=== PROVIDED RECORDS ===
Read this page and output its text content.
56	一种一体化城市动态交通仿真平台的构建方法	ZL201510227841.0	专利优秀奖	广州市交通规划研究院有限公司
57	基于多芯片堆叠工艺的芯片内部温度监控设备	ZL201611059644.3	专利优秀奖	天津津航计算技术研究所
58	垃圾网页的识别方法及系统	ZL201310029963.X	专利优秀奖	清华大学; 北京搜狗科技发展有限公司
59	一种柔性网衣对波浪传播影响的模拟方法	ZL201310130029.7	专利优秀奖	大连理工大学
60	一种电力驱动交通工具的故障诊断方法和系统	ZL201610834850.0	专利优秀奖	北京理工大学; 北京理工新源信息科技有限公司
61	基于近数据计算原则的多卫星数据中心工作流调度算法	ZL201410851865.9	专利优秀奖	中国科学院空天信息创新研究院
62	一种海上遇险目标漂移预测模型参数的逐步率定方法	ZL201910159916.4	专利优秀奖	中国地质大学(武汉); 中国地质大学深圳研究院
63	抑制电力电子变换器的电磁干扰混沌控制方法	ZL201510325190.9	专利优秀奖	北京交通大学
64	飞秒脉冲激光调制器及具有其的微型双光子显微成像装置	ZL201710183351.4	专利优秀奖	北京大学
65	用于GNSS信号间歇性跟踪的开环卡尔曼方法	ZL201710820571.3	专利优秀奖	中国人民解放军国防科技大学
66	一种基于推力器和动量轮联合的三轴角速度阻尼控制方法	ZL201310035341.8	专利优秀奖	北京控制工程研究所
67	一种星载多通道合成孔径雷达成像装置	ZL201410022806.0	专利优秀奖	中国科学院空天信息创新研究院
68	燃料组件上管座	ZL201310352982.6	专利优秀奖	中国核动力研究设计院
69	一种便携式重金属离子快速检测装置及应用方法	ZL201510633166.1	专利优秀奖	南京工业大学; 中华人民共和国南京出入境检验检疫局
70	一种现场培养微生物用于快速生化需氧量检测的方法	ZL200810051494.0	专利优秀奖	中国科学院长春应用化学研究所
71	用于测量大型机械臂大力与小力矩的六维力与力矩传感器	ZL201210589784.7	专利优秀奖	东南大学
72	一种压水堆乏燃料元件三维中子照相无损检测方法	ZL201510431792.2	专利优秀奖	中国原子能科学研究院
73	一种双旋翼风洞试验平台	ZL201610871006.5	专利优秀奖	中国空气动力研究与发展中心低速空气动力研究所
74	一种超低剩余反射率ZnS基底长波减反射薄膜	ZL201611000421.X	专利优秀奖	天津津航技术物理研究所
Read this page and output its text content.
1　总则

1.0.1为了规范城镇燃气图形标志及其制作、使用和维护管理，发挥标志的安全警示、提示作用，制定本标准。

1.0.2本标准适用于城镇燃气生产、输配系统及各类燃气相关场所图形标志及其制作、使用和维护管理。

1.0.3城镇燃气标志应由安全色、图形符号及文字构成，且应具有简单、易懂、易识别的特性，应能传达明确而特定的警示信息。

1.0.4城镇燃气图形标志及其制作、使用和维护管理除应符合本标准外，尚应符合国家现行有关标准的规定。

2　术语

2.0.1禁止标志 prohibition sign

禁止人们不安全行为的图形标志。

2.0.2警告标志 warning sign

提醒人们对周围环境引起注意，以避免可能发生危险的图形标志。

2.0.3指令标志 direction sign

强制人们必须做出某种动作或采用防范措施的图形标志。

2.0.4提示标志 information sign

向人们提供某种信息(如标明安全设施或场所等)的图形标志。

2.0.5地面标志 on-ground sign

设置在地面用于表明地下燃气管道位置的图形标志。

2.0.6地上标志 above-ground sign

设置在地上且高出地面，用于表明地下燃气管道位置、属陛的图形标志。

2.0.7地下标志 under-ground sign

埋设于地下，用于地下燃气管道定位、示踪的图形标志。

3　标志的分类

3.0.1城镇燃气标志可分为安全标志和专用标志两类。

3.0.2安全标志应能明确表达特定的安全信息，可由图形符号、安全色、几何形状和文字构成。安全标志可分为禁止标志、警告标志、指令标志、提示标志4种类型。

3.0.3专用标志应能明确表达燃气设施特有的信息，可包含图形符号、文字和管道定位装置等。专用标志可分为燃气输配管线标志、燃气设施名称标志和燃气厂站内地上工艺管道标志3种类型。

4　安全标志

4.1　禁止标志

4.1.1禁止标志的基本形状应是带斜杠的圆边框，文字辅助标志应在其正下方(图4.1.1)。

=== JOB ===
Filter the entries and copy out every line with the word "中国科学院空天信息创新研究院".

=== SOLUTION BELOW ===
61	基于近数据计算原则的多卫星数据中心工作流调度算法	ZL201410851865.9	专利优秀奖	中国科学院空天信息创新研究院
67	一种星载多通道合成孔径雷达成像装置	ZL201410022806.0	专利优秀奖	中国科学院空天信息创新研究院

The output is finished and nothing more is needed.